** Task objective **
Output the data exactly, with every line intact.

Start

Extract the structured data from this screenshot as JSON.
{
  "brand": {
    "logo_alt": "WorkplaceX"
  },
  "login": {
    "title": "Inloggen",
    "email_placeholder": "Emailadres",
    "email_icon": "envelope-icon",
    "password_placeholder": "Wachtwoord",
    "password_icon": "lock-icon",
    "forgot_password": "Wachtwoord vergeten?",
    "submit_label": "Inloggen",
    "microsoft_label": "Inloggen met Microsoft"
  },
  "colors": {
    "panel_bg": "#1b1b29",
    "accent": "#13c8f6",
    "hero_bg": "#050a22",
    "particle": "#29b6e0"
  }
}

End

** Solution to the exercise **
Extract the structured data from this screenshot as JSON.
{
  "brand": {
    "logo_alt": "WorkplaceX"
  },
  "login": {
    "title": "Inloggen",
    "email_placeholder": "Emailadres",
    "email_icon": "envelope-icon",
    "password_placeholder": "Wachtwoord",
    "password_icon": "lock-icon",
    "forgot_password": "Wachtwoord vergeten?",
    "submit_label": "Inloggen",
    "microsoft_label": "Inloggen met Microsoft"
  },
  "colors": {
    "panel_bg": "#1b1b29",
    "accent": "#13c8f6",
    "hero_bg": "#050a22",
    "particle": "#29b6e0"
  }
}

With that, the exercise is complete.